- [Extracted material]:
Start

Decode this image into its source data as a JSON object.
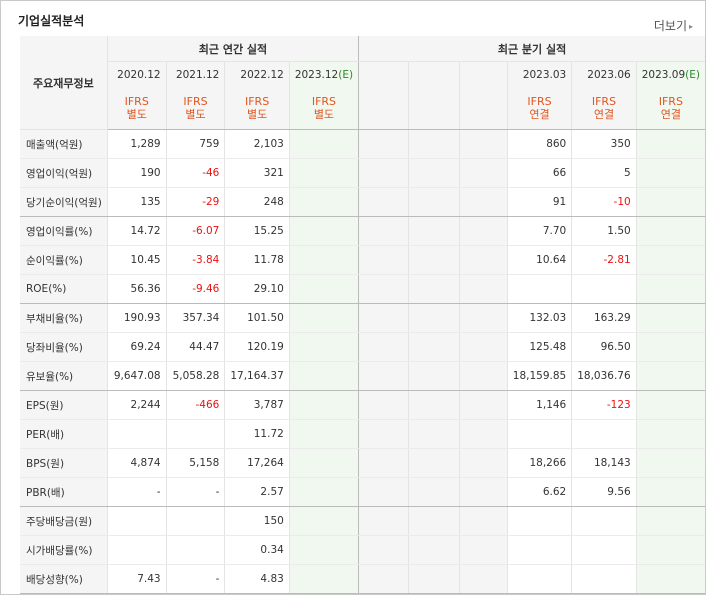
{
  "header": {
    "title": "기업실적분석",
    "more_label": "더보기"
  },
  "table": {
    "row_header_label": "주요재무정보",
    "annual_group_label": "최근 연간 실적",
    "quarter_group_label": "최근 분기 실적",
    "annual_periods": [
      "2020.12",
      "2021.12",
      "2022.12",
      "2023.12"
    ],
    "annual_est_marker": "(E)",
    "quarter_periods": [
      "",
      "",
      "",
      "2023.03",
      "2023.06",
      "2023.09"
    ],
    "quarter_est_marker": "(E)",
    "annual_basis": [
      [
        "IFRS",
        "별도"
      ],
      [
        "IFRS",
        "별도"
      ],
      [
        "IFRS",
        "별도"
      ],
      [
        "IFRS",
        "별도"
      ]
    ],
    "quarter_basis": [
      [
        "",
        ""
      ],
      [
        "",
        ""
      ],
      [
        "",
        ""
      ],
      [
        "IFRS",
        "연결"
      ],
      [
        "IFRS",
        "연결"
      ],
      [
        "IFRS",
        "연결"
      ]
    ],
    "rows": [
      {
        "label": "매출액(억원)",
        "annual": [
          "1,289",
          "759",
          "2,103",
          ""
        ],
        "quarter": [
          "",
          "",
          "",
          "860",
          "350",
          ""
        ]
      },
      {
        "label": "영업이익(억원)",
        "annual": [
          "190",
          "-46",
          "321",
          ""
        ],
        "quarter": [
          "",
          "",
          "",
          "66",
          "5",
          ""
        ]
      },
      {
        "label": "당기순이익(억원)",
        "annual": [
          "135",
          "-29",
          "248",
          ""
        ],
        "quarter": [
          "",
          "",
          "",
          "91",
          "-10",
          ""
        ]
      },
      {
        "label": "영업이익률(%)",
        "annual": [
          "14.72",
          "-6.07",
          "15.25",
          ""
        ],
        "quarter": [
          "",
          "",
          "",
          "7.70",
          "1.50",
          ""
        ]
      },
      {
        "label": "순이익률(%)",
        "annual": [
          "10.45",
          "-3.84",
          "11.78",
          ""
        ],
        "quarter": [
          "",
          "",
          "",
          "10.64",
          "-2.81",
          ""
        ]
      },
      {
        "label": "ROE(%)",
        "annual": [
          "56.36",
          "-9.46",
          "29.10",
          ""
        ],
        "quarter": [
          "",
          "",
          "",
          "",
          "",
          ""
        ]
      },
      {
        "label": "부채비율(%)",
        "annual": [
          "190.93",
          "357.34",
          "101.50",
          ""
        ],
        "quarter": [
          "",
          "",
          "",
          "132.03",
          "163.29",
          ""
        ]
      },
      {
        "label": "당좌비율(%)",
        "annual": [
          "69.24",
          "44.47",
          "120.19",
          ""
        ],
        "quarter": [
          "",
          "",
          "",
          "125.48",
          "96.50",
          ""
        ]
      },
      {
        "label": "유보율(%)",
        "annual": [
          "9,647.08",
          "5,058.28",
          "17,164.37",
          ""
        ],
        "quarter": [
          "",
          "",
          "",
          "18,159.85",
          "18,036.76",
          ""
        ]
      },
      {
        "label": "EPS(원)",
        "annual": [
          "2,244",
          "-466",
          "3,787",
          ""
        ],
        "quarter": [
          "",
          "",
          "",
          "1,146",
          "-123",
          ""
        ]
      },
      {
        "label": "PER(배)",
        "annual": [
          "",
          "",
          "11.72",
          ""
        ],
        "quarter": [
          "",
          "",
          "",
          "",
          "",
          ""
        ]
      },
      {
        "label": "BPS(원)",
        "annual": [
          "4,874",
          "5,158",
          "17,264",
          ""
        ],
        "quarter": [
          "",
          "",
          "",
          "18,266",
          "18,143",
          ""
        ]
      },
      {
        "label": "PBR(배)",
        "annual": [
          "-",
          "-",
          "2.57",
          ""
        ],
        "quarter": [
          "",
          "",
          "",
          "6.62",
          "9.56",
          ""
        ]
      },
      {
        "label": "주당배당금(원)",
        "annual": [
          "",
          "",
          "150",
          ""
        ],
        "quarter": [
          "",
          "",
          "",
          "",
          "",
          ""
        ]
      },
      {
        "label": "시가배당률(%)",
        "annual": [
          "",
          "",
          "0.34",
          ""
        ],
        "quarter": [
          "",
          "",
          "",
          "",
          "",
          ""
        ]
      },
      {
        "label": "배당성향(%)",
        "annual": [
          "7.43",
          "-",
          "4.83",
          ""
        ],
        "quarter": [
          "",
          "",
          "",
          "",
          "",
          ""
        ]
      }
    ]
  }
}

End

- [Job]:
Output the records above exactly; leave out the pictures.

- [Task result]:
Decode this image into its source data as a JSON object.
{
  "header": {
    "title": "기업실적분석",
    "more_label": "더보기"
  },
  "table": {
    "row_header_label": "주요재무정보",
    "annual_group_label": "최근 연간 실적",
    "quarter_group_label": "최근 분기 실적",
    "annual_periods": [
      "2020.12",
      "2021.12",
      "2022.12",
      "2023.12"
    ],
    "annual_est_marker": "(E)",
    "quarter_periods": [
      "",
      "",
      "",
      "2023.03",
      "2023.06",
      "2023.09"
    ],
    "quarter_est_marker": "(E)",
    "annual_basis": [
      [
        "IFRS",
        "별도"
      ],
      [
        "IFRS",
        "별도"
      ],
      [
        "IFRS",
        "별도"
      ],
      [
        "IFRS",
        "별도"
      ]
    ],
    "quarter_basis": [
      [
        "",
        ""
      ],
      [
        "",
        ""
      ],
      [
        "",
        ""
      ],
      [
        "IFRS",
        "연결"
      ],
      [
        "IFRS",
        "연결"
      ],
      [
        "IFRS",
        "연결"
      ]
    ],
    "rows": [
      {
        "label": "매출액(억원)",
        "annual": [
          "1,289",
          "759",
          "2,103",
          ""
        ],
        "quarter": [
          "",
          "",
          "",
          "860",
          "350",
          ""
        ]
      },
      {
        "label": "영업이익(억원)",
        "annual": [
          "190",
          "-46",
          "321",
          ""
        ],
        "quarter": [
          "",
          "",
          "",
          "66",
          "5",
          ""
        ]
      },
      {
        "label": "당기순이익(억원)",
        "annual": [
          "135",
          "-29",
          "248",
          ""
        ],
        "quarter": [
          "",
          "",
          "",
          "91",
          "-10",
          ""
        ]
      },
      {
        "label": "영업이익률(%)",
        "annual": [
          "14.72",
          "-6.07",
          "15.25",
          ""
        ],
        "quarter": [
          "",
          "",
          "",
          "7.70",
          "1.50",
          ""
        ]
      },
      {
        "label": "순이익률(%)",
        "annual": [
          "10.45",
          "-3.84",
          "11.78",
          ""
        ],
        "quarter": [
          "",
          "",
          "",
          "10.64",
          "-2.81",
          ""
        ]
      },
      {
        "label": "ROE(%)",
        "annual": [
          "56.36",
          "-9.46",
          "29.10",
          ""
        ],
        "quarter": [
          "",
          "",
          "",
          "",
          "",
          ""
        ]
      },
      {
        "label": "부채비율(%)",
        "annual": [
          "190.93",
          "357.34",
          "101.50",
          ""
        ],
        "quarter": [
          "",
          "",
          "",
          "132.03",
          "163.29",
          ""
        ]
      },
      {
        "label": "당좌비율(%)",
        "annual": [
          "69.24",
          "44.47",
          "120.19",
          ""
        ],
        "quarter": [
          "",
          "",
          "",
          "125.48",
          "96.50",
          ""
        ]
      },
      {
        "label": "유보율(%)",
        "annual": [
          "9,647.08",
          "5,058.28",
          "17,164.37",
          ""
        ],
        "quarter": [
          "",
          "",
          "",
          "18,159.85",
          "18,036.76",
          ""
        ]
      },
      {
        "label": "EPS(원)",
        "annual": [
          "2,244",
          "-466",
          "3,787",
          ""
        ],
        "quarter": [
          "",
          "",
          "",
          "1,146",
          "-123",
          ""
        ]
      },
      {
        "label": "PER(배)",
        "annual": [
          "",
          "",
          "11.72",
          ""
        ],
        "quarter": [
          "",
          "",
          "",
          "",
          "",
          ""
        ]
      },
      {
        "label": "BPS(원)",
        "annual": [
          "4,874",
          "5,158",
          "17,264",
          ""
        ],
        "quarter": [
          "",
          "",
          "",
          "18,266",
          "18,143",
          ""
        ]
      },
      {
        "label": "PBR(배)",
        "annual": [
          "-",
          "-",
          "2.57",
          ""
        ],
        "quarter": [
          "",
          "",
          "",
          "6.62",
          "9.56",
          ""
        ]
      },
      {
        "label": "주당배당금(원)",
        "annual": [
          "",
          "",
          "150",
          ""
        ],
        "quarter": [
          "",
          "",
          "",
          "",
          "",
          ""
        ]
      },
      {
        "label": "시가배당률(%)",
        "annual": [
          "",
          "",
          "0.34",
          ""
        ],
        "quarter": [
          "",
          "",
          "",
          "",
          "",
          ""
        ]
      },
      {
        "label": "배당성향(%)",
        "annual": [
          "7.43",
          "-",
          "4.83",
          ""
        ],
        "quarter": [
          "",
          "",
          "",
          "",
          "",
          ""
        ]
      }
    ]
  }
}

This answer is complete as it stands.